= Exercise description =
From the listing below, extract each entry exactly as written, minus the images.

= Data section =
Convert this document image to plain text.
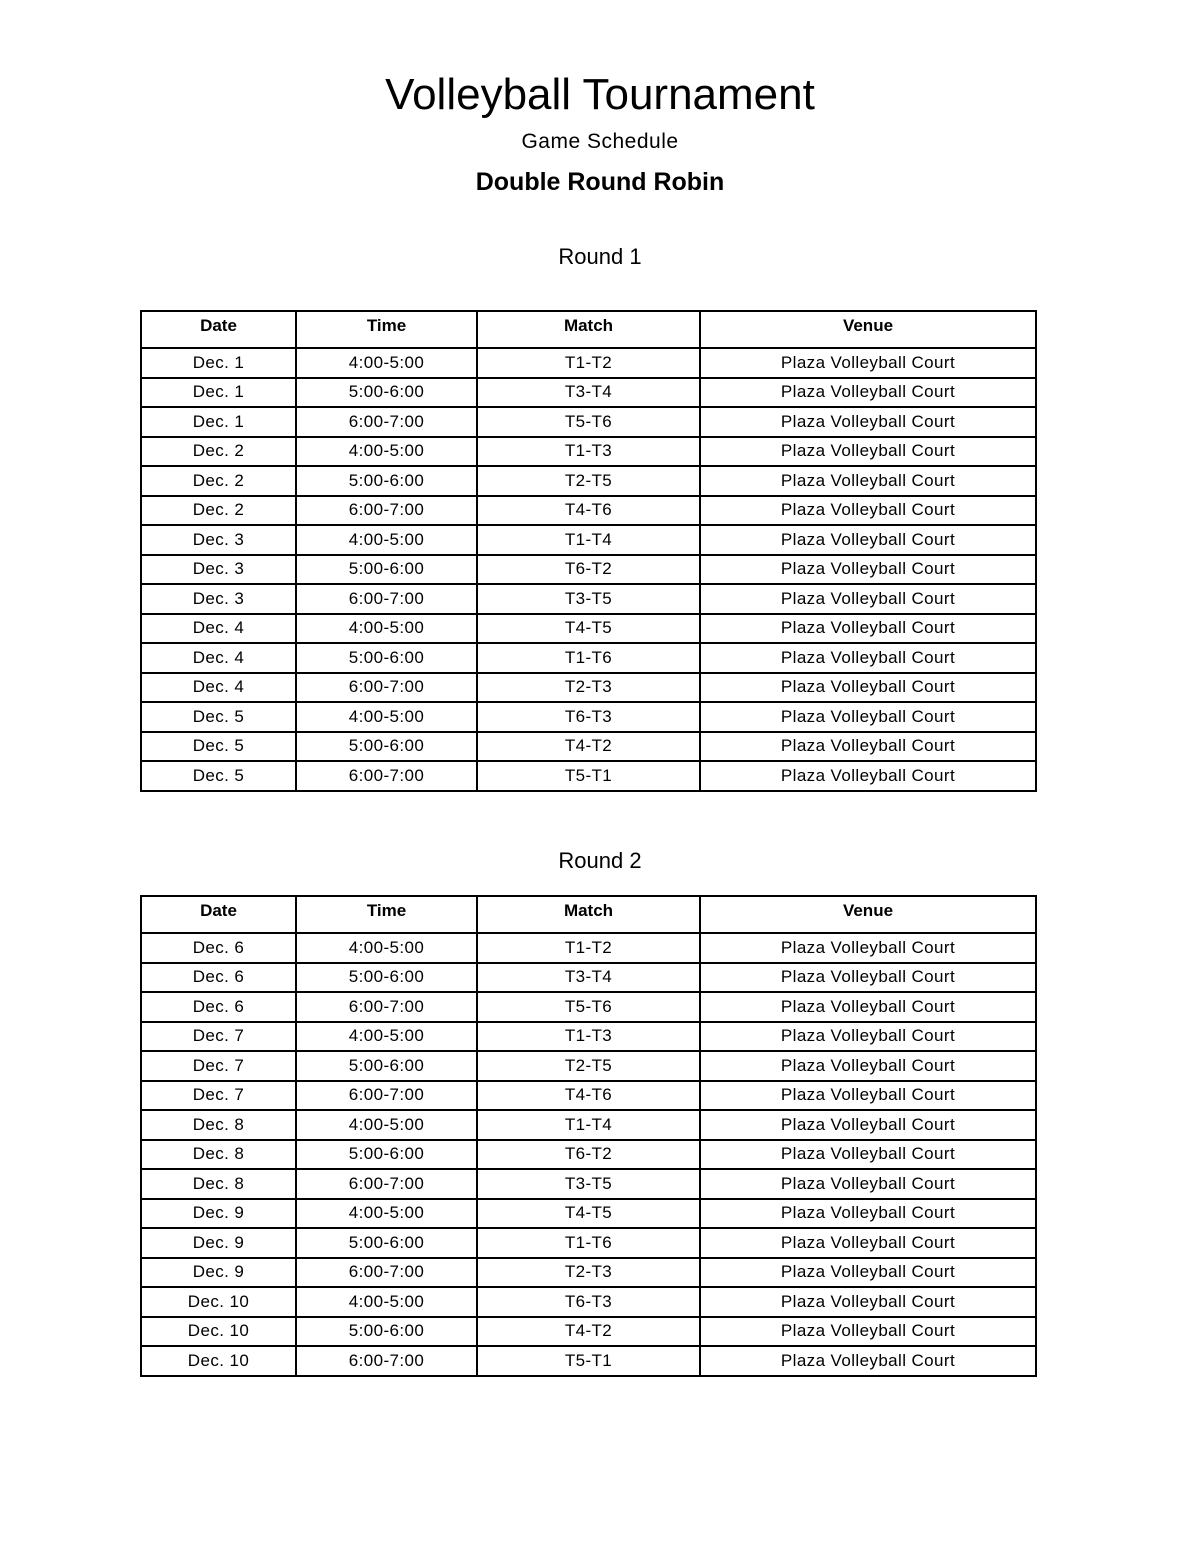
Volleyball Tournament
Game Schedule
Double Round Robin
Round 1
Date	Time	Match	Venue
Dec. 1	4:00-5:00	T1-T2	Plaza Volleyball Court
Dec. 1	5:00-6:00	T3-T4	Plaza Volleyball Court
Dec. 1	6:00-7:00	T5-T6	Plaza Volleyball Court
Dec. 2	4:00-5:00	T1-T3	Plaza Volleyball Court
Dec. 2	5:00-6:00	T2-T5	Plaza Volleyball Court
Dec. 2	6:00-7:00	T4-T6	Plaza Volleyball Court
Dec. 3	4:00-5:00	T1-T4	Plaza Volleyball Court
Dec. 3	5:00-6:00	T6-T2	Plaza Volleyball Court
Dec. 3	6:00-7:00	T3-T5	Plaza Volleyball Court
Dec. 4	4:00-5:00	T4-T5	Plaza Volleyball Court
Dec. 4	5:00-6:00	T1-T6	Plaza Volleyball Court
Dec. 4	6:00-7:00	T2-T3	Plaza Volleyball Court
Dec. 5	4:00-5:00	T6-T3	Plaza Volleyball Court
Dec. 5	5:00-6:00	T4-T2	Plaza Volleyball Court
Dec. 5	6:00-7:00	T5-T1	Plaza Volleyball Court
Round 2
Date	Time	Match	Venue
Dec. 6	4:00-5:00	T1-T2	Plaza Volleyball Court
Dec. 6	5:00-6:00	T3-T4	Plaza Volleyball Court
Dec. 6	6:00-7:00	T5-T6	Plaza Volleyball Court
Dec. 7	4:00-5:00	T1-T3	Plaza Volleyball Court
Dec. 7	5:00-6:00	T2-T5	Plaza Volleyball Court
Dec. 7	6:00-7:00	T4-T6	Plaza Volleyball Court
Dec. 8	4:00-5:00	T1-T4	Plaza Volleyball Court
Dec. 8	5:00-6:00	T6-T2	Plaza Volleyball Court
Dec. 8	6:00-7:00	T3-T5	Plaza Volleyball Court
Dec. 9	4:00-5:00	T4-T5	Plaza Volleyball Court
Dec. 9	5:00-6:00	T1-T6	Plaza Volleyball Court
Dec. 9	6:00-7:00	T2-T3	Plaza Volleyball Court
Dec. 10	4:00-5:00	T6-T3	Plaza Volleyball Court
Dec. 10	5:00-6:00	T4-T2	Plaza Volleyball Court
Dec. 10	6:00-7:00	T5-T1	Plaza Volleyball Court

= Solution to the exercise =
Convert this document image to plain text.
Volleyball Tournament
Game Schedule
Double Round Robin
Round 1
Date	Time	Match	Venue
Dec. 1	4:00-5:00	T1-T2	Plaza Volleyball Court
Dec. 1	5:00-6:00	T3-T4	Plaza Volleyball Court
Dec. 1	6:00-7:00	T5-T6	Plaza Volleyball Court
Dec. 2	4:00-5:00	T1-T3	Plaza Volleyball Court
Dec. 2	5:00-6:00	T2-T5	Plaza Volleyball Court
Dec. 2	6:00-7:00	T4-T6	Plaza Volleyball Court
Dec. 3	4:00-5:00	T1-T4	Plaza Volleyball Court
Dec. 3	5:00-6:00	T6-T2	Plaza Volleyball Court
Dec. 3	6:00-7:00	T3-T5	Plaza Volleyball Court
Dec. 4	4:00-5:00	T4-T5	Plaza Volleyball Court
Dec. 4	5:00-6:00	T1-T6	Plaza Volleyball Court
Dec. 4	6:00-7:00	T2-T3	Plaza Volleyball Court
Dec. 5	4:00-5:00	T6-T3	Plaza Volleyball Court
Dec. 5	5:00-6:00	T4-T2	Plaza Volleyball Court
Dec. 5	6:00-7:00	T5-T1	Plaza Volleyball Court
Round 2
Date	Time	Match	Venue
Dec. 6	4:00-5:00	T1-T2	Plaza Volleyball Court
Dec. 6	5:00-6:00	T3-T4	Plaza Volleyball Court
Dec. 6	6:00-7:00	T5-T6	Plaza Volleyball Court
Dec. 7	4:00-5:00	T1-T3	Plaza Volleyball Court
Dec. 7	5:00-6:00	T2-T5	Plaza Volleyball Court
Dec. 7	6:00-7:00	T4-T6	Plaza Volleyball Court
Dec. 8	4:00-5:00	T1-T4	Plaza Volleyball Court
Dec. 8	5:00-6:00	T6-T2	Plaza Volleyball Court
Dec. 8	6:00-7:00	T3-T5	Plaza Volleyball Court
Dec. 9	4:00-5:00	T4-T5	Plaza Volleyball Court
Dec. 9	5:00-6:00	T1-T6	Plaza Volleyball Court
Dec. 9	6:00-7:00	T2-T3	Plaza Volleyball Court
Dec. 10	4:00-5:00	T6-T3	Plaza Volleyball Court
Dec. 10	5:00-6:00	T4-T2	Plaza Volleyball Court
Dec. 10	6:00-7:00	T5-T1	Plaza Volleyball Court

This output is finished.